Exercise requirements
Set down all of the data exactly as it appears.

------------------------------

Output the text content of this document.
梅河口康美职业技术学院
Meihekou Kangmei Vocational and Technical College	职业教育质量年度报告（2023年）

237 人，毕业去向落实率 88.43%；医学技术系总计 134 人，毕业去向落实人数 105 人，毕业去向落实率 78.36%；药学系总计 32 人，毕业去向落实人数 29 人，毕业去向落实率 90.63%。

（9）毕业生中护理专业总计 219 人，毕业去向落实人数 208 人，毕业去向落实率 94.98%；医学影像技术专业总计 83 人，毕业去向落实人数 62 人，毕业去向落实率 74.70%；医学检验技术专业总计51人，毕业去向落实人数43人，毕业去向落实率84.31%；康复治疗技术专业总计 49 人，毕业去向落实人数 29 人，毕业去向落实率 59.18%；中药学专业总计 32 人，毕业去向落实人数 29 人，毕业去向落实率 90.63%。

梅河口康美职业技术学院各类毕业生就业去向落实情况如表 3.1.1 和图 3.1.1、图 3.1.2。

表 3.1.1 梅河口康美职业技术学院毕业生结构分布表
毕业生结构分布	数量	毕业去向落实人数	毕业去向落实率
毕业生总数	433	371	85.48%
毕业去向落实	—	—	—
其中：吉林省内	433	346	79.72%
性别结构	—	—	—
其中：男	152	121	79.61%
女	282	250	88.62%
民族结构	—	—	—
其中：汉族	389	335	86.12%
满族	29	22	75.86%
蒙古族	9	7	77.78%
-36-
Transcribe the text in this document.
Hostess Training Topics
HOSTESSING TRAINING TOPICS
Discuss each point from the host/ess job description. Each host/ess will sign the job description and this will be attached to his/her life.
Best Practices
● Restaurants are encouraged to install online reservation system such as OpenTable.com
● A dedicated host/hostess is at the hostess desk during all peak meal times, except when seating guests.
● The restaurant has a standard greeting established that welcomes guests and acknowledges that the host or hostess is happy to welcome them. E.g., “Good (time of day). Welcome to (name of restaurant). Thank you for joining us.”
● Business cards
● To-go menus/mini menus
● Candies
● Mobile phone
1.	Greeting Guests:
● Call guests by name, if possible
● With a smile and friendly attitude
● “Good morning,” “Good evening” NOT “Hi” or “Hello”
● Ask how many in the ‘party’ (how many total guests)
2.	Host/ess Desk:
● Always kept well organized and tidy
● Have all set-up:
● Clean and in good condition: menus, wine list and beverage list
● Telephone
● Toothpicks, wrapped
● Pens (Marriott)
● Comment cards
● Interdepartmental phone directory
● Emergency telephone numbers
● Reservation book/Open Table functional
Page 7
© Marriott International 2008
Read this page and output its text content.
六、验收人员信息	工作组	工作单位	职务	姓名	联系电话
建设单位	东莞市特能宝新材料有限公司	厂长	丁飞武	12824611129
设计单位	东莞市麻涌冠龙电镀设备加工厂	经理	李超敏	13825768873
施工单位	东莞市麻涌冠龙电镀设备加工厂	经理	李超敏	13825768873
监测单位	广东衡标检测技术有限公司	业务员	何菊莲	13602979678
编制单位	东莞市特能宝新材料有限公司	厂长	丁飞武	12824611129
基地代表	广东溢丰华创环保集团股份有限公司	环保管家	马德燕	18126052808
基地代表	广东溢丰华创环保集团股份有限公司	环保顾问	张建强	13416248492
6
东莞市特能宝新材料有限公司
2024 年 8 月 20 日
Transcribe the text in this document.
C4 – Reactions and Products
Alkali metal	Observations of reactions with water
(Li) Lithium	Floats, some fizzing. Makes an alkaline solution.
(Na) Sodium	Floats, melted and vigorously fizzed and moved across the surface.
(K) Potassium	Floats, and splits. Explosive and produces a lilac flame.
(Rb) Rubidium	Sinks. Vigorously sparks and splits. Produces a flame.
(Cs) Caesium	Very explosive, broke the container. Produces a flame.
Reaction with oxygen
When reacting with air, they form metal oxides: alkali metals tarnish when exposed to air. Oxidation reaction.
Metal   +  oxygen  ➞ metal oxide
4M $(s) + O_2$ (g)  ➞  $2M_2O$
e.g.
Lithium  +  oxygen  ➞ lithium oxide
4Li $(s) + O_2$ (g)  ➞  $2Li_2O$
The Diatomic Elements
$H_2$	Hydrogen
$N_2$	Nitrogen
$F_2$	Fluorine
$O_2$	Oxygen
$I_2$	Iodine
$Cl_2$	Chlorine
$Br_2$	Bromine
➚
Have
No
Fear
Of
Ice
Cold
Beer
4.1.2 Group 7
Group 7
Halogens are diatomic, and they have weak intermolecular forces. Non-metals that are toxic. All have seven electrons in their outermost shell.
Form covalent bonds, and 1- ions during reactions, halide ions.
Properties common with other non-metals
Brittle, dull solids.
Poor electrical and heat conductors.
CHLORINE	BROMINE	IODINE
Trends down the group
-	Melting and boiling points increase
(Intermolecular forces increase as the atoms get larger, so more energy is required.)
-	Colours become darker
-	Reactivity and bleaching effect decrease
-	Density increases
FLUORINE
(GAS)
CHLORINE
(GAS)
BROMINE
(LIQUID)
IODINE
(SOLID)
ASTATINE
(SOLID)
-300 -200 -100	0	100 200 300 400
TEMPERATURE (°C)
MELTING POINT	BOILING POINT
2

------------------------------

Correct answer
Output the text content of this document.
梅河口康美职业技术学院
Meihekou Kangmei Vocational and Technical College	职业教育质量年度报告（2023年）

237 人，毕业去向落实率 88.43%；医学技术系总计 134 人，毕业去向落实人数 105 人，毕业去向落实率 78.36%；药学系总计 32 人，毕业去向落实人数 29 人，毕业去向落实率 90.63%。

（9）毕业生中护理专业总计 219 人，毕业去向落实人数 208 人，毕业去向落实率 94.98%；医学影像技术专业总计 83 人，毕业去向落实人数 62 人，毕业去向落实率 74.70%；医学检验技术专业总计51人，毕业去向落实人数43人，毕业去向落实率84.31%；康复治疗技术专业总计 49 人，毕业去向落实人数 29 人，毕业去向落实率 59.18%；中药学专业总计 32 人，毕业去向落实人数 29 人，毕业去向落实率 90.63%。

梅河口康美职业技术学院各类毕业生就业去向落实情况如表 3.1.1 和图 3.1.1、图 3.1.2。

表 3.1.1 梅河口康美职业技术学院毕业生结构分布表
毕业生结构分布	数量	毕业去向落实人数	毕业去向落实率
毕业生总数	433	371	85.48%
毕业去向落实	—	—	—
其中：吉林省内	433	346	79.72%
性别结构	—	—	—
其中：男	152	121	79.61%
女	282	250	88.62%
民族结构	—	—	—
其中：汉族	389	335	86.12%
满族	29	22	75.86%
蒙古族	9	7	77.78%
-36-
Transcribe the text in this document.
Hostess Training Topics
HOSTESSING TRAINING TOPICS
Discuss each point from the host/ess job description. Each host/ess will sign the job description and this will be attached to his/her life.
Best Practices
● Restaurants are encouraged to install online reservation system such as OpenTable.com
● A dedicated host/hostess is at the hostess desk during all peak meal times, except when seating guests.
● The restaurant has a standard greeting established that welcomes guests and acknowledges that the host or hostess is happy to welcome them. E.g., “Good (time of day). Welcome to (name of restaurant). Thank you for joining us.”
● Business cards
● To-go menus/mini menus
● Candies
● Mobile phone
1.	Greeting Guests:
● Call guests by name, if possible
● With a smile and friendly attitude
● “Good morning,” “Good evening” NOT “Hi” or “Hello”
● Ask how many in the ‘party’ (how many total guests)
2.	Host/ess Desk:
● Always kept well organized and tidy
● Have all set-up:
● Clean and in good condition: menus, wine list and beverage list
● Telephone
● Toothpicks, wrapped
● Pens (Marriott)
● Comment cards
● Interdepartmental phone directory
● Emergency telephone numbers
● Reservation book/Open Table functional
Page 7
© Marriott International 2008
Read this page and output its text content.
六、验收人员信息	工作组	工作单位	职务	姓名	联系电话
建设单位	东莞市特能宝新材料有限公司	厂长	丁飞武	12824611129
设计单位	东莞市麻涌冠龙电镀设备加工厂	经理	李超敏	13825768873
施工单位	东莞市麻涌冠龙电镀设备加工厂	经理	李超敏	13825768873
监测单位	广东衡标检测技术有限公司	业务员	何菊莲	13602979678
编制单位	东莞市特能宝新材料有限公司	厂长	丁飞武	12824611129
基地代表	广东溢丰华创环保集团股份有限公司	环保管家	马德燕	18126052808
基地代表	广东溢丰华创环保集团股份有限公司	环保顾问	张建强	13416248492
6
东莞市特能宝新材料有限公司
2024 年 8 月 20 日
Transcribe the text in this document.
C4 – Reactions and Products
Alkali metal	Observations of reactions with water
(Li) Lithium	Floats, some fizzing. Makes an alkaline solution.
(Na) Sodium	Floats, melted and vigorously fizzed and moved across the surface.
(K) Potassium	Floats, and splits. Explosive and produces a lilac flame.
(Rb) Rubidium	Sinks. Vigorously sparks and splits. Produces a flame.
(Cs) Caesium	Very explosive, broke the container. Produces a flame.
Reaction with oxygen
When reacting with air, they form metal oxides: alkali metals tarnish when exposed to air. Oxidation reaction.
Metal   +  oxygen  ➞ metal oxide
4M $(s) + O_2$ (g)  ➞  $2M_2O$
e.g.
Lithium  +  oxygen  ➞ lithium oxide
4Li $(s) + O_2$ (g)  ➞  $2Li_2O$
The Diatomic Elements
$H_2$	Hydrogen
$N_2$	Nitrogen
$F_2$	Fluorine
$O_2$	Oxygen
$I_2$	Iodine
$Cl_2$	Chlorine
$Br_2$	Bromine
➚
Have
No
Fear
Of
Ice
Cold
Beer
4.1.2 Group 7
Group 7
Halogens are diatomic, and they have weak intermolecular forces. Non-metals that are toxic. All have seven electrons in their outermost shell.
Form covalent bonds, and 1- ions during reactions, halide ions.
Properties common with other non-metals
Brittle, dull solids.
Poor electrical and heat conductors.
CHLORINE	BROMINE	IODINE
Trends down the group
-	Melting and boiling points increase
(Intermolecular forces increase as the atoms get larger, so more energy is required.)
-	Colours become darker
-	Reactivity and bleaching effect decrease
-	Density increases
FLUORINE
(GAS)
CHLORINE
(GAS)
BROMINE
(LIQUID)
IODINE
(SOLID)
ASTATINE
(SOLID)
-300 -200 -100	0	100 200 300 400
TEMPERATURE (°C)
MELTING POINT	BOILING POINT
2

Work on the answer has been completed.